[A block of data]
· · · ·

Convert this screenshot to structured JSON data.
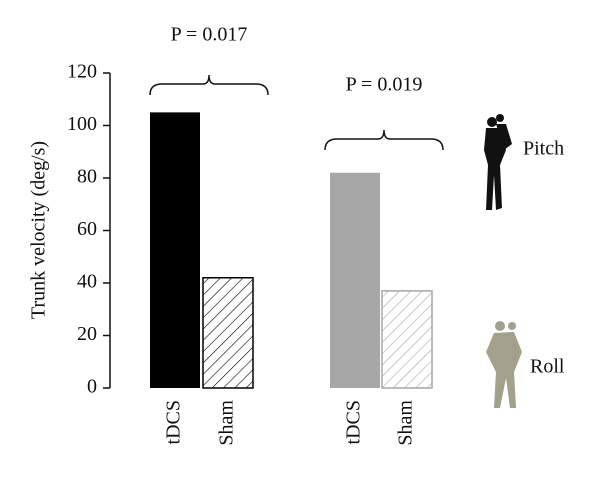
{
  "chart_data": {
    "type": "bar",
    "y_label": "Trunk velocity (deg/s)",
    "categories": [
      "tDCS",
      "Sham",
      "tDCS",
      "Sham"
    ],
    "values": [
      105,
      42,
      82,
      37
    ],
    "colors": [
      "#000000",
      "#000000",
      "#a6a6a6",
      "#a6a6a6"
    ],
    "patterns": [
      "solid",
      "hatched",
      "solid",
      "hatched"
    ],
    "ylim": [
      0,
      120
    ],
    "yticks": [
      0,
      20,
      40,
      60,
      80,
      100,
      120
    ],
    "annotations": [
      "P = 0.017",
      "P = 0.019"
    ],
    "group_labels": [
      "Pitch",
      "Roll"
    ]
  }
}
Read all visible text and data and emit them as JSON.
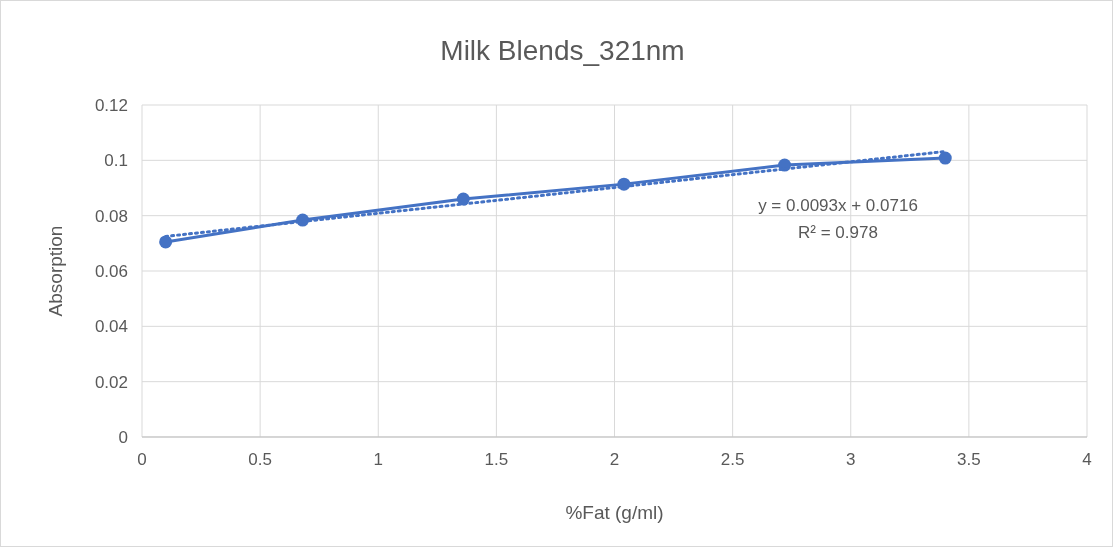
{
  "chart_data": {
    "type": "line",
    "title": "Milk Blends_321nm",
    "xlabel": "%Fat (g/ml)",
    "ylabel": "Absorption",
    "xlim": [
      0,
      4
    ],
    "xticks": [
      0,
      0.5,
      1,
      1.5,
      2,
      2.5,
      3,
      3.5,
      4
    ],
    "ylim": [
      0,
      0.12
    ],
    "yticks": [
      0,
      0.02,
      0.04,
      0.06,
      0.08,
      0.1,
      0.12
    ],
    "grid": true,
    "series": [
      {
        "color": "#4472c4",
        "marker": "circle",
        "line_style": "solid",
        "x": [
          0.1,
          0.68,
          1.36,
          2.04,
          2.72,
          3.4
        ],
        "values": [
          0.0705,
          0.0784,
          0.086,
          0.0914,
          0.0983,
          0.1008
        ]
      },
      {
        "color": "#4472c4",
        "marker": "none",
        "line_style": "dotted",
        "x": [
          0.1,
          3.4
        ],
        "values": [
          0.0725,
          0.1032
        ]
      }
    ],
    "annotations": [
      "y = 0.0093x + 0.0716",
      "R² = 0.978"
    ]
  }
}
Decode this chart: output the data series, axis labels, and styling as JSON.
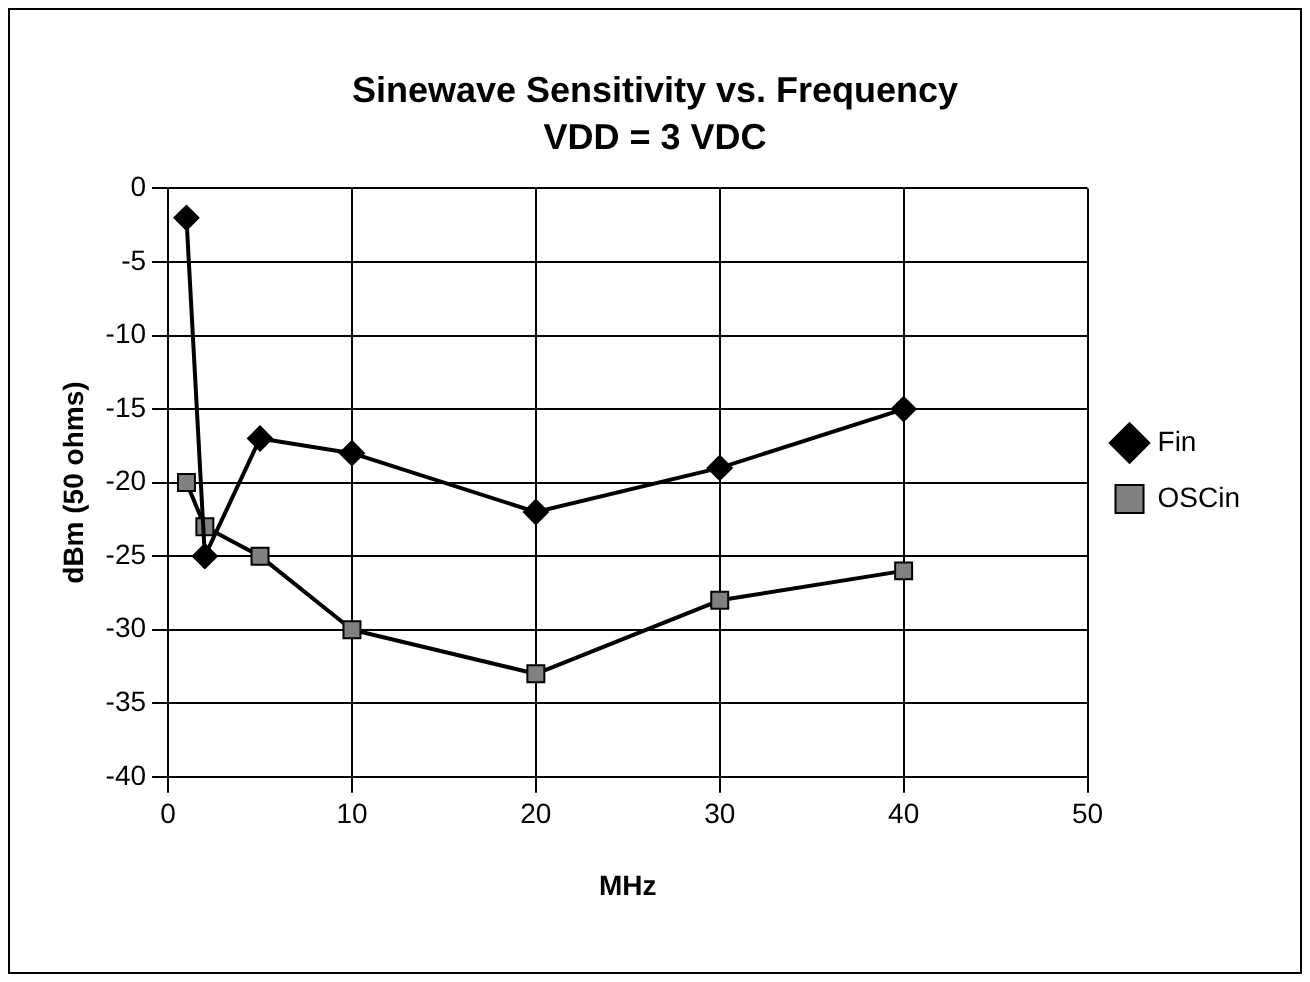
{
  "chart_data": {
    "type": "line",
    "title": "Sinewave Sensitivity vs. Frequency",
    "subtitle": "VDD = 3 VDC",
    "xlabel": "MHz",
    "ylabel": "dBm (50 ohms)",
    "x": [
      1,
      2,
      5,
      10,
      20,
      30,
      40
    ],
    "series": [
      {
        "name": "Fin",
        "color": "#000000",
        "marker": "diamond",
        "values": [
          -2,
          -25,
          -17,
          -18,
          -22,
          -19,
          -15
        ]
      },
      {
        "name": "OSCin",
        "color": "#808080",
        "marker": "square",
        "values": [
          -20,
          -23,
          -25,
          -30,
          -33,
          -28,
          -26
        ]
      }
    ],
    "xlim": [
      0,
      50
    ],
    "xticks": [
      0,
      10,
      20,
      30,
      40,
      50
    ],
    "ylim": [
      -40,
      0
    ],
    "yticks": [
      0,
      -5,
      -10,
      -15,
      -20,
      -25,
      -30,
      -35,
      -40
    ],
    "grid": true,
    "legend": "right",
    "line_style": "solid"
  }
}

· · · ·

* _Challenge_
Reproduce each entry verbatim, excluding any embedded images.

* _The response_
Convert this screenshot to structured JSON data.
{
  "chart_data": {
    "type": "bar",
    "y_label": "Trunk velocity (deg/s)",
    "categories": [
      "tDCS",
      "Sham",
      "tDCS",
      "Sham"
    ],
    "values": [
      105,
      42,
      82,
      37
    ],
    "colors": [
      "#000000",
      "#000000",
      "#a6a6a6",
      "#a6a6a6"
    ],
    "patterns": [
      "solid",
      "hatched",
      "solid",
      "hatched"
    ],
    "ylim": [
      0,
      120
    ],
    "yticks": [
      0,
      20,
      40,
      60,
      80,
      100,
      120
    ],
    "annotations": [
      "P = 0.017",
      "P = 0.019"
    ],
    "group_labels": [
      "Pitch",
      "Roll"
    ]
  }
}
Read all visible text and data and emit them as JSON.
{
  "chart_data": {
    "type": "line",
    "title": "Milk Blends_321nm",
    "xlabel": "%Fat (g/ml)",
    "ylabel": "Absorption",
    "xlim": [
      0,
      4
    ],
    "xticks": [
      0,
      0.5,
      1,
      1.5,
      2,
      2.5,
      3,
      3.5,
      4
    ],
    "ylim": [
      0,
      0.12
    ],
    "yticks": [
      0,
      0.02,
      0.04,
      0.06,
      0.08,
      0.1,
      0.12
    ],
    "grid": true,
    "series": [
      {
        "color": "#4472c4",
        "marker": "circle",
        "line_style": "solid",
        "x": [
          0.1,
          0.68,
          1.36,
          2.04,
          2.72,
          3.4
        ],
        "values": [
          0.0705,
          0.0784,
          0.086,
          0.0914,
          0.0983,
          0.1008
        ]
      },
      {
        "color": "#4472c4",
        "marker": "none",
        "line_style": "dotted",
        "x": [
          0.1,
          3.4
        ],
        "values": [
          0.0725,
          0.1032
        ]
      }
    ],
    "annotations": [
      "y = 0.0093x + 0.0716",
      "R² = 0.978"
    ]
  }
}
Decode this chart: output the data series, axis labels, and styling as JSON.
{
  "chart_data": {
    "type": "line",
    "title": "Sinewave Sensitivity vs. Frequency",
    "subtitle": "VDD = 3 VDC",
    "xlabel": "MHz",
    "ylabel": "dBm (50 ohms)",
    "x": [
      1,
      2,
      5,
      10,
      20,
      30,
      40
    ],
    "series": [
      {
        "name": "Fin",
        "color": "#000000",
        "marker": "diamond",
        "values": [
          -2,
          -25,
          -17,
          -18,
          -22,
          -19,
          -15
        ]
      },
      {
        "name": "OSCin",
        "color": "#808080",
        "marker": "square",
        "values": [
          -20,
          -23,
          -25,
          -30,
          -33,
          -28,
          -26
        ]
      }
    ],
    "xlim": [
      0,
      50
    ],
    "xticks": [
      0,
      10,
      20,
      30,
      40,
      50
    ],
    "ylim": [
      -40,
      0
    ],
    "yticks": [
      0,
      -5,
      -10,
      -15,
      -20,
      -25,
      -30,
      -35,
      -40
    ],
    "grid": true,
    "legend": "right",
    "line_style": "solid"
  }
}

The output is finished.